[START Data to process]

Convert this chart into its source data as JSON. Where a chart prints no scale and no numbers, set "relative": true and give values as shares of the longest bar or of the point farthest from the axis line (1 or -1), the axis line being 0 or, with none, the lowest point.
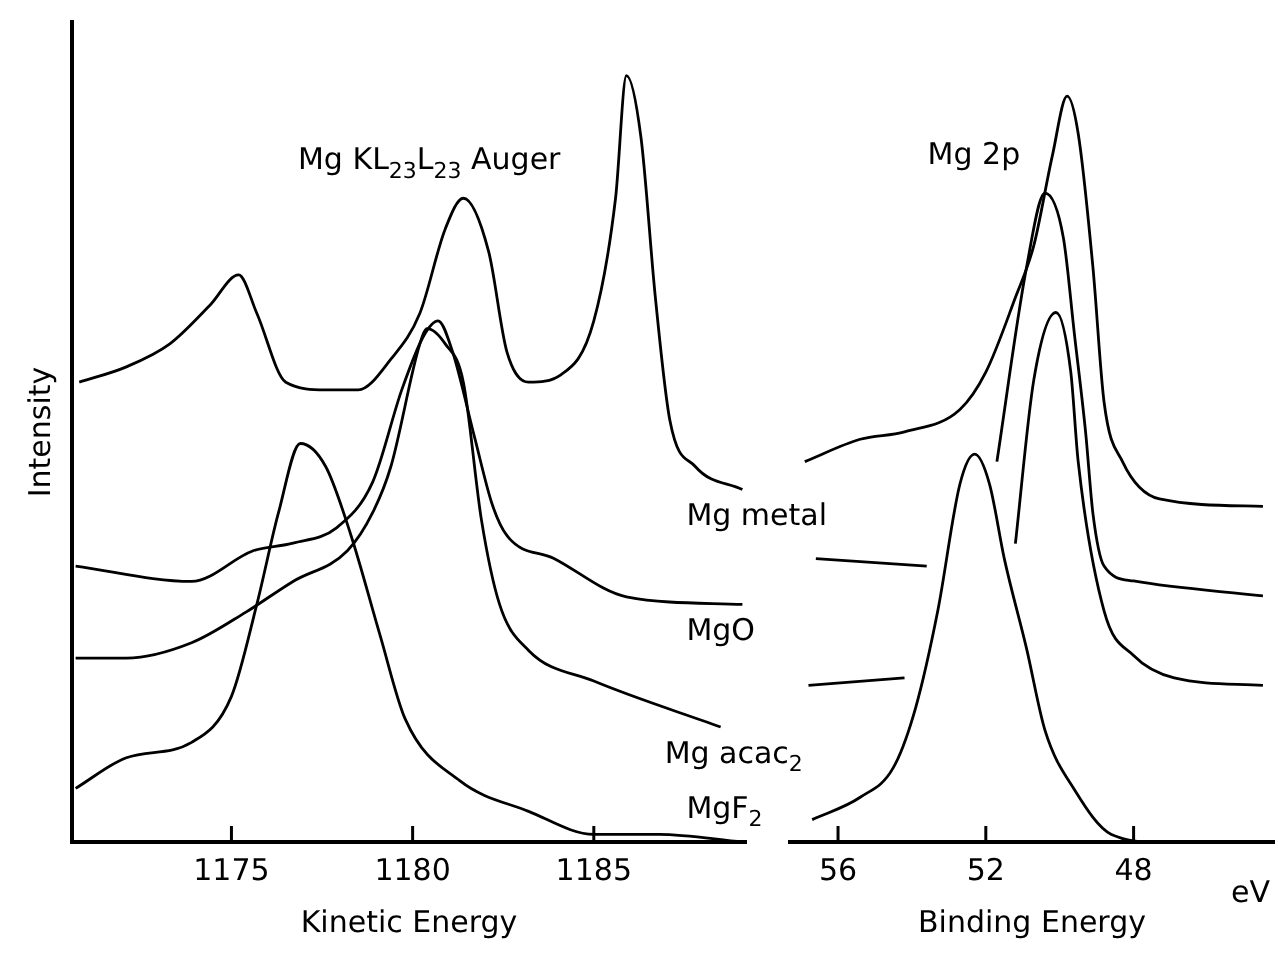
{
  "chart_data": [
    {
      "type": "line",
      "title": "Mg KL$_{23}$L$_{23}$ Auger",
      "xlabel": "Kinetic Energy",
      "ylabel": "Intensity",
      "relative": true,
      "xlim": [
        1170.6,
        1189.2
      ],
      "xticks": [
        1175,
        1180,
        1185
      ],
      "tick_labels": "x",
      "series": [
        {
          "name": "Mg metal",
          "color": "#000000",
          "x": [
            1170.8,
            1172.1,
            1173.3,
            1174.4,
            1175.2,
            1175.7,
            1176.5,
            1177.6,
            1178.5,
            1179.4,
            1180.2,
            1180.9,
            1181.4,
            1182.1,
            1182.6,
            1183.2,
            1184.1,
            1185.0,
            1185.6,
            1185.9,
            1186.3,
            1186.7,
            1187.1,
            1187.8,
            1189.1
          ],
          "values": [
            0.6,
            0.62,
            0.65,
            0.7,
            0.74,
            0.69,
            0.6,
            0.59,
            0.59,
            0.63,
            0.69,
            0.8,
            0.84,
            0.77,
            0.64,
            0.6,
            0.61,
            0.68,
            0.84,
            1.0,
            0.92,
            0.71,
            0.55,
            0.49,
            0.46
          ]
        },
        {
          "name": "MgO",
          "color": "#000000",
          "x": [
            1170.7,
            1173.9,
            1175.6,
            1176.7,
            1177.9,
            1178.9,
            1179.7,
            1180.3,
            1180.7,
            1181.1,
            1181.7,
            1182.2,
            1182.6,
            1183.9,
            1185.9,
            1189.1
          ],
          "values": [
            0.36,
            0.34,
            0.38,
            0.39,
            0.41,
            0.47,
            0.59,
            0.66,
            0.68,
            0.64,
            0.53,
            0.44,
            0.4,
            0.37,
            0.32,
            0.31
          ]
        },
        {
          "name": "Mg acac$_{2}$",
          "color": "#000000",
          "x": [
            1170.7,
            1172.1,
            1173.9,
            1175.4,
            1176.7,
            1178.2,
            1178.9,
            1179.4,
            1180.2,
            1180.4,
            1180.9,
            1181.4,
            1181.9,
            1182.4,
            1183.2,
            1185.0,
            1188.5
          ],
          "values": [
            0.24,
            0.24,
            0.26,
            0.3,
            0.34,
            0.38,
            0.43,
            0.49,
            0.65,
            0.67,
            0.65,
            0.6,
            0.42,
            0.31,
            0.25,
            0.21,
            0.15
          ]
        },
        {
          "name": "MgF$_{2}$",
          "color": "#000000",
          "x": [
            1170.7,
            1172.1,
            1173.9,
            1175.0,
            1175.7,
            1176.3,
            1176.9,
            1177.6,
            1178.3,
            1179.1,
            1179.8,
            1181.3,
            1183.2,
            1185.0,
            1186.8,
            1189.1
          ],
          "values": [
            0.07,
            0.11,
            0.13,
            0.19,
            0.31,
            0.43,
            0.52,
            0.49,
            0.4,
            0.27,
            0.16,
            0.08,
            0.04,
            0.01,
            0.01,
            0.0
          ]
        }
      ]
    },
    {
      "type": "line",
      "title": "Mg 2p",
      "xlabel": "Binding Energy",
      "relative": true,
      "xlim": [
        57.3,
        44.2
      ],
      "xticks": [
        56,
        52,
        48
      ],
      "tick_labels": "x",
      "annotations": [
        "eV"
      ],
      "series": [
        {
          "color": "#000000",
          "x": [
            56.9,
            55.4,
            54.2,
            52.7,
            52.0,
            51.2,
            50.7,
            50.2,
            49.8,
            49.5,
            49.1,
            48.8,
            48.3,
            47.3,
            44.5
          ],
          "values": [
            0.51,
            0.54,
            0.55,
            0.58,
            0.63,
            0.73,
            0.8,
            0.92,
            1.0,
            0.95,
            0.77,
            0.59,
            0.51,
            0.46,
            0.45
          ]
        },
        {
          "color": "#000000",
          "x": [
            56.6,
            53.6,
            52.7,
            51.7,
            50.9,
            50.4,
            49.9,
            49.6,
            49.3,
            49.1,
            48.8,
            48.0,
            44.5
          ],
          "values": [
            0.38,
            0.37,
            null,
            0.51,
            0.77,
            0.87,
            0.81,
            0.68,
            0.55,
            0.44,
            0.37,
            0.35,
            0.33
          ]
        },
        {
          "color": "#000000",
          "x": [
            56.8,
            54.2,
            53.0,
            51.2,
            50.7,
            50.1,
            49.7,
            49.5,
            48.8,
            48.0,
            46.9,
            44.5
          ],
          "values": [
            0.21,
            0.22,
            null,
            0.4,
            0.62,
            0.71,
            0.63,
            0.51,
            0.31,
            0.25,
            0.22,
            0.21
          ]
        },
        {
          "color": "#000000",
          "x": [
            56.7,
            55.4,
            54.5,
            53.9,
            53.3,
            52.7,
            52.3,
            51.9,
            51.5,
            50.9,
            50.4,
            49.6,
            48.6,
            47.3,
            44.5
          ],
          "values": [
            0.03,
            0.06,
            0.1,
            0.18,
            0.31,
            0.48,
            0.52,
            0.48,
            0.38,
            0.26,
            0.15,
            0.07,
            0.01,
            0.0,
            0.0
          ]
        }
      ]
    }
  ]
}
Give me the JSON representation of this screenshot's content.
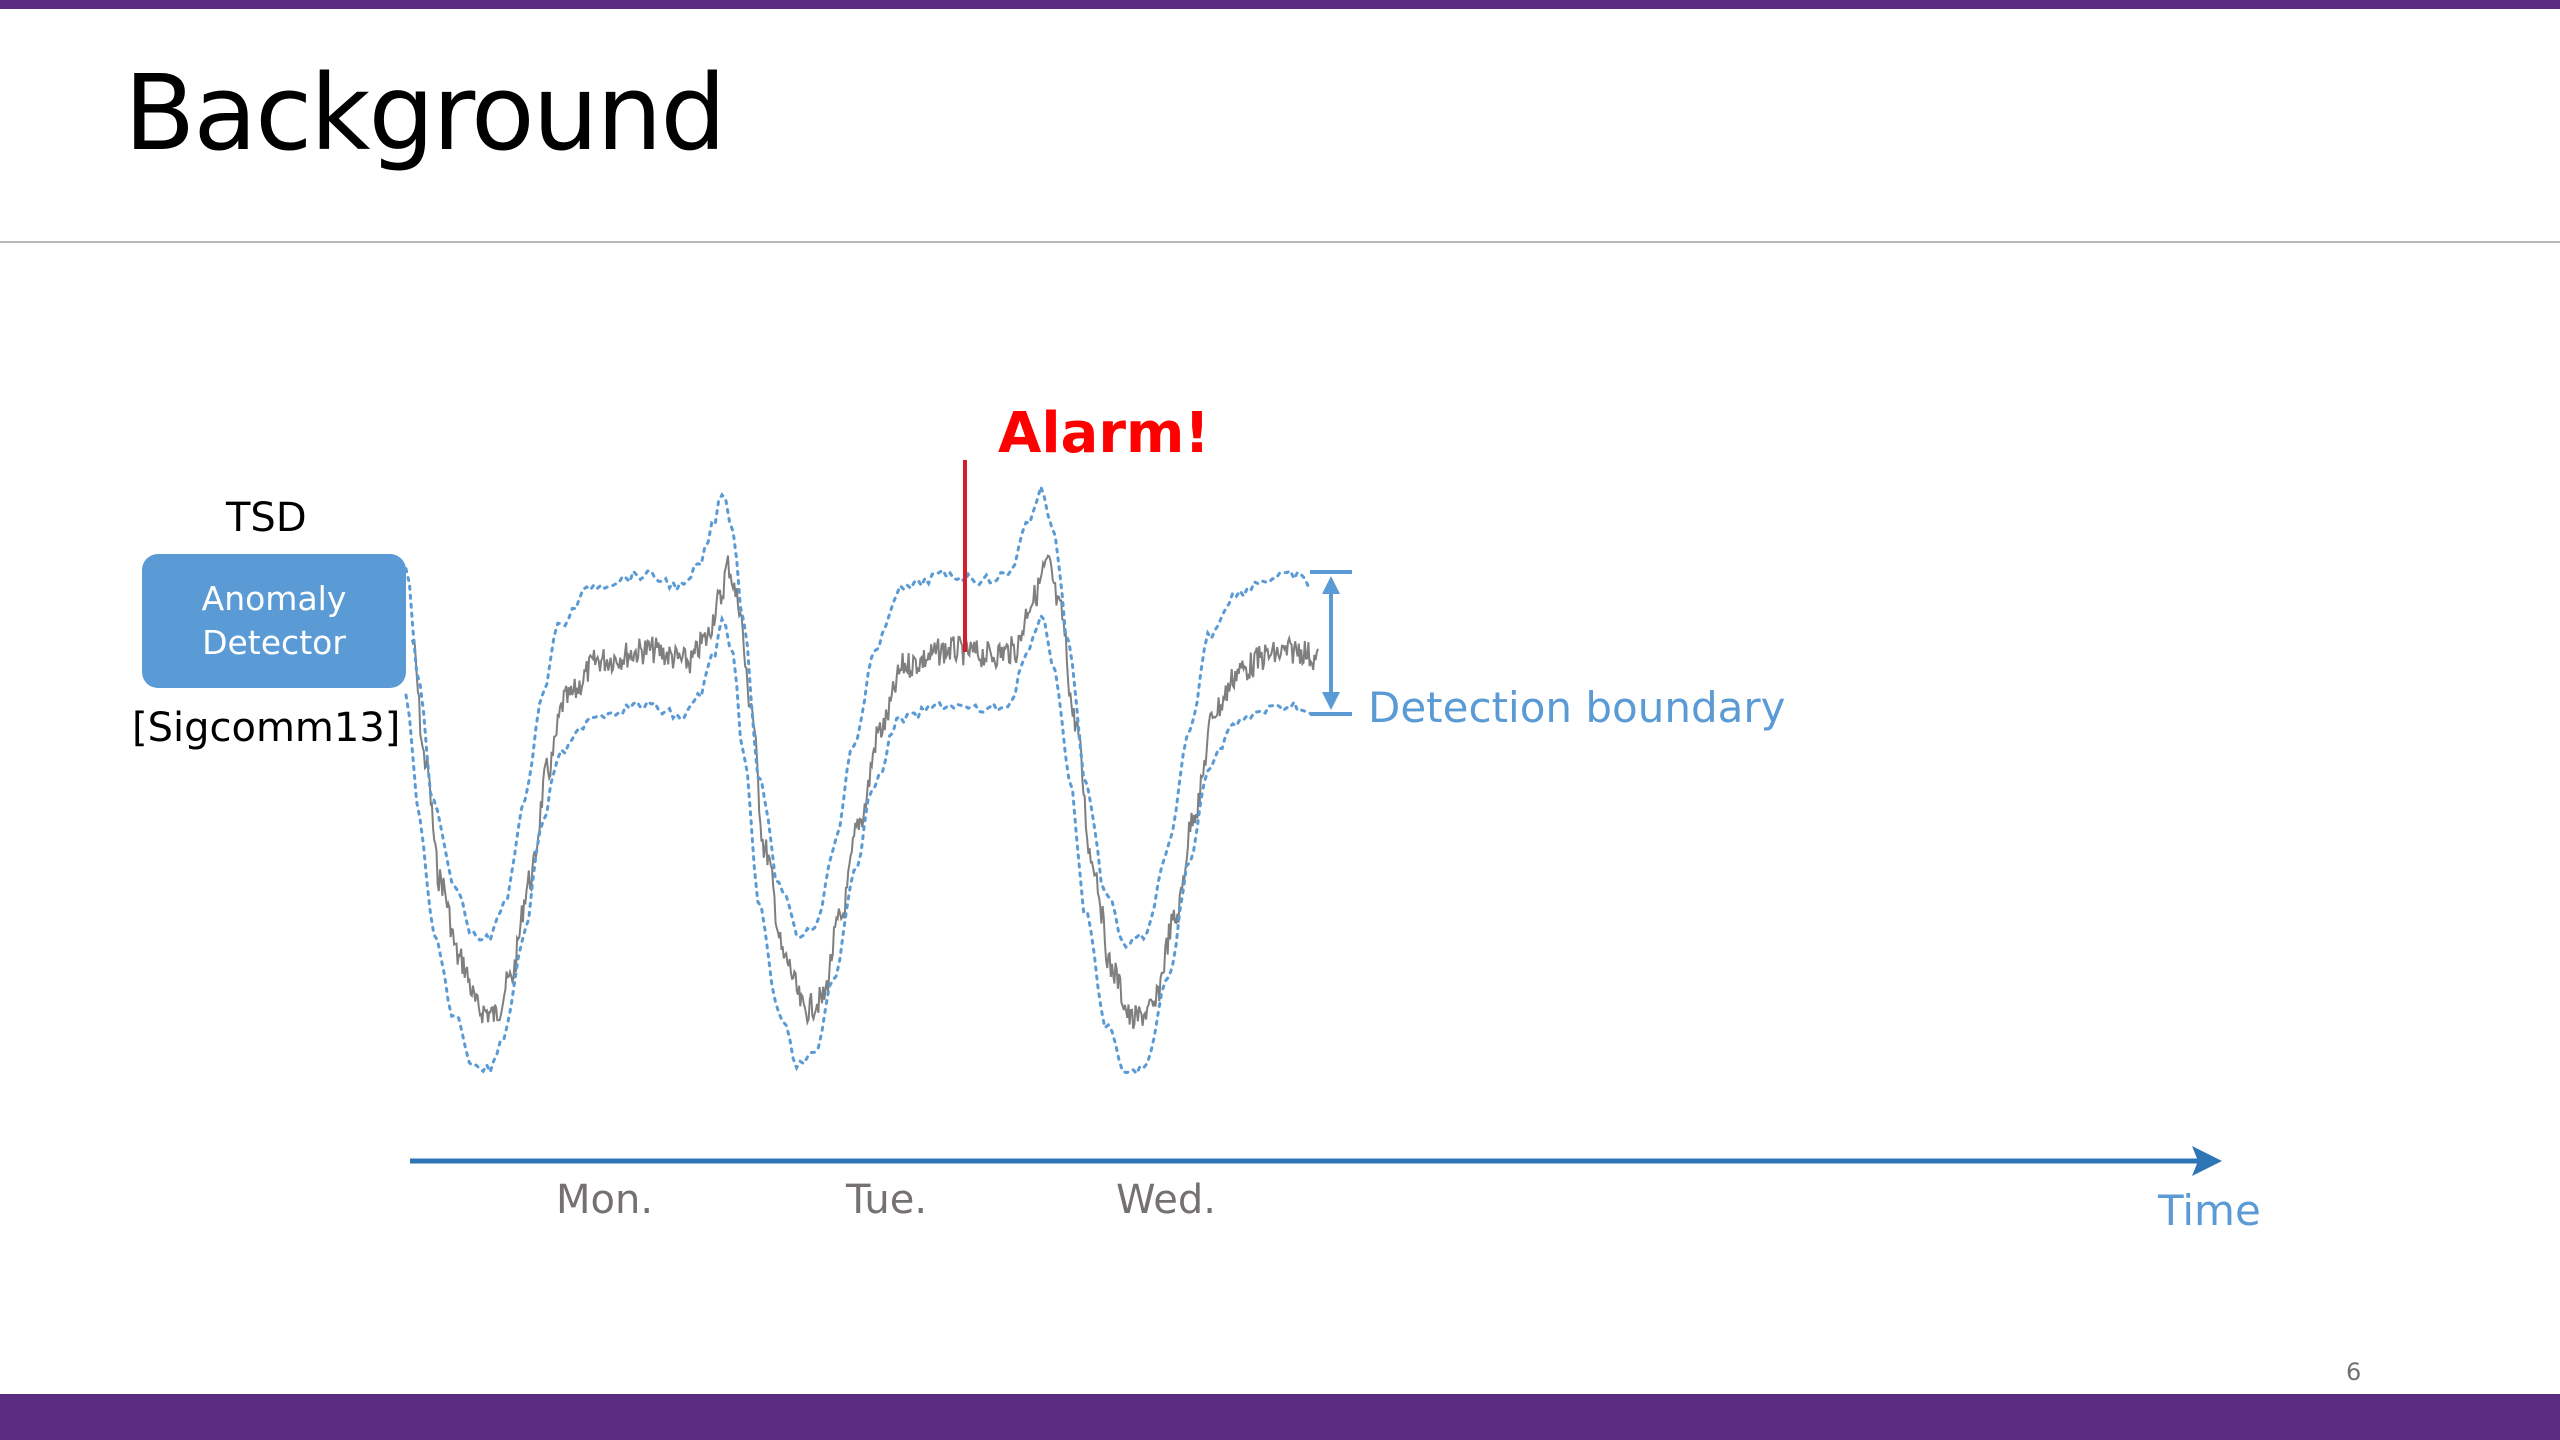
{
  "slide": {
    "title": "Background",
    "page_number": "6"
  },
  "diagram": {
    "tsd_label": "TSD",
    "detector_label": "Anomaly Detector",
    "citation": "[Sigcomm13]",
    "alarm_label": "Alarm!",
    "boundary_label": "Detection boundary",
    "axis_label": "Time",
    "days": [
      "Mon.",
      "Tue.",
      "Wed."
    ]
  },
  "colors": {
    "accent_bar": "#5b2d82",
    "series": "#7f7f7f",
    "boundary": "#5b9bd5",
    "alarm": "#ff0000",
    "detector_box": "#5b9bd5",
    "day_text": "#767171"
  },
  "icons": {
    "axis_arrow": "right-arrow-icon",
    "boundary_marker": "double-arrow-icon"
  }
}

[END Data to process]

What the task requires
The entries above are to be returned exactly, without their pictures.

Response to the exercise
Convert this chart into its source data as JSON. Where a chart prints no scale and no numbers, set "relative": true and give values as shares of the longest bar or of the point farthest from the axis line (1 or -1), the axis line being 0 or, with none, the lowest point.
{
  "chart_data": [
    {
      "type": "line",
      "title": "Mg KL$_{23}$L$_{23}$ Auger",
      "xlabel": "Kinetic Energy",
      "ylabel": "Intensity",
      "relative": true,
      "xlim": [
        1170.6,
        1189.2
      ],
      "xticks": [
        1175,
        1180,
        1185
      ],
      "tick_labels": "x",
      "series": [
        {
          "name": "Mg metal",
          "color": "#000000",
          "x": [
            1170.8,
            1172.1,
            1173.3,
            1174.4,
            1175.2,
            1175.7,
            1176.5,
            1177.6,
            1178.5,
            1179.4,
            1180.2,
            1180.9,
            1181.4,
            1182.1,
            1182.6,
            1183.2,
            1184.1,
            1185.0,
            1185.6,
            1185.9,
            1186.3,
            1186.7,
            1187.1,
            1187.8,
            1189.1
          ],
          "values": [
            0.6,
            0.62,
            0.65,
            0.7,
            0.74,
            0.69,
            0.6,
            0.59,
            0.59,
            0.63,
            0.69,
            0.8,
            0.84,
            0.77,
            0.64,
            0.6,
            0.61,
            0.68,
            0.84,
            1.0,
            0.92,
            0.71,
            0.55,
            0.49,
            0.46
          ]
        },
        {
          "name": "MgO",
          "color": "#000000",
          "x": [
            1170.7,
            1173.9,
            1175.6,
            1176.7,
            1177.9,
            1178.9,
            1179.7,
            1180.3,
            1180.7,
            1181.1,
            1181.7,
            1182.2,
            1182.6,
            1183.9,
            1185.9,
            1189.1
          ],
          "values": [
            0.36,
            0.34,
            0.38,
            0.39,
            0.41,
            0.47,
            0.59,
            0.66,
            0.68,
            0.64,
            0.53,
            0.44,
            0.4,
            0.37,
            0.32,
            0.31
          ]
        },
        {
          "name": "Mg acac$_{2}$",
          "color": "#000000",
          "x": [
            1170.7,
            1172.1,
            1173.9,
            1175.4,
            1176.7,
            1178.2,
            1178.9,
            1179.4,
            1180.2,
            1180.4,
            1180.9,
            1181.4,
            1181.9,
            1182.4,
            1183.2,
            1185.0,
            1188.5
          ],
          "values": [
            0.24,
            0.24,
            0.26,
            0.3,
            0.34,
            0.38,
            0.43,
            0.49,
            0.65,
            0.67,
            0.65,
            0.6,
            0.42,
            0.31,
            0.25,
            0.21,
            0.15
          ]
        },
        {
          "name": "MgF$_{2}$",
          "color": "#000000",
          "x": [
            1170.7,
            1172.1,
            1173.9,
            1175.0,
            1175.7,
            1176.3,
            1176.9,
            1177.6,
            1178.3,
            1179.1,
            1179.8,
            1181.3,
            1183.2,
            1185.0,
            1186.8,
            1189.1
          ],
          "values": [
            0.07,
            0.11,
            0.13,
            0.19,
            0.31,
            0.43,
            0.52,
            0.49,
            0.4,
            0.27,
            0.16,
            0.08,
            0.04,
            0.01,
            0.01,
            0.0
          ]
        }
      ]
    },
    {
      "type": "line",
      "title": "Mg 2p",
      "xlabel": "Binding Energy",
      "relative": true,
      "xlim": [
        57.3,
        44.2
      ],
      "xticks": [
        56,
        52,
        48
      ],
      "tick_labels": "x",
      "annotations": [
        "eV"
      ],
      "series": [
        {
          "color": "#000000",
          "x": [
            56.9,
            55.4,
            54.2,
            52.7,
            52.0,
            51.2,
            50.7,
            50.2,
            49.8,
            49.5,
            49.1,
            48.8,
            48.3,
            47.3,
            44.5
          ],
          "values": [
            0.51,
            0.54,
            0.55,
            0.58,
            0.63,
            0.73,
            0.8,
            0.92,
            1.0,
            0.95,
            0.77,
            0.59,
            0.51,
            0.46,
            0.45
          ]
        },
        {
          "color": "#000000",
          "x": [
            56.6,
            53.6,
            52.7,
            51.7,
            50.9,
            50.4,
            49.9,
            49.6,
            49.3,
            49.1,
            48.8,
            48.0,
            44.5
          ],
          "values": [
            0.38,
            0.37,
            null,
            0.51,
            0.77,
            0.87,
            0.81,
            0.68,
            0.55,
            0.44,
            0.37,
            0.35,
            0.33
          ]
        },
        {
          "color": "#000000",
          "x": [
            56.8,
            54.2,
            53.0,
            51.2,
            50.7,
            50.1,
            49.7,
            49.5,
            48.8,
            48.0,
            46.9,
            44.5
          ],
          "values": [
            0.21,
            0.22,
            null,
            0.4,
            0.62,
            0.71,
            0.63,
            0.51,
            0.31,
            0.25,
            0.22,
            0.21
          ]
        },
        {
          "color": "#000000",
          "x": [
            56.7,
            55.4,
            54.5,
            53.9,
            53.3,
            52.7,
            52.3,
            51.9,
            51.5,
            50.9,
            50.4,
            49.6,
            48.6,
            47.3,
            44.5
          ],
          "values": [
            0.03,
            0.06,
            0.1,
            0.18,
            0.31,
            0.48,
            0.52,
            0.48,
            0.38,
            0.26,
            0.15,
            0.07,
            0.01,
            0.0,
            0.0
          ]
        }
      ]
    }
  ]
}
Give me the JSON representation of this screenshot's content.
{
  "slide": {
    "title": "Background",
    "page_number": "6"
  },
  "diagram": {
    "tsd_label": "TSD",
    "detector_label": "Anomaly Detector",
    "citation": "[Sigcomm13]",
    "alarm_label": "Alarm!",
    "boundary_label": "Detection boundary",
    "axis_label": "Time",
    "days": [
      "Mon.",
      "Tue.",
      "Wed."
    ]
  },
  "colors": {
    "accent_bar": "#5b2d82",
    "series": "#7f7f7f",
    "boundary": "#5b9bd5",
    "alarm": "#ff0000",
    "detector_box": "#5b9bd5",
    "day_text": "#767171"
  },
  "icons": {
    "axis_arrow": "right-arrow-icon",
    "boundary_marker": "double-arrow-icon"
  }
}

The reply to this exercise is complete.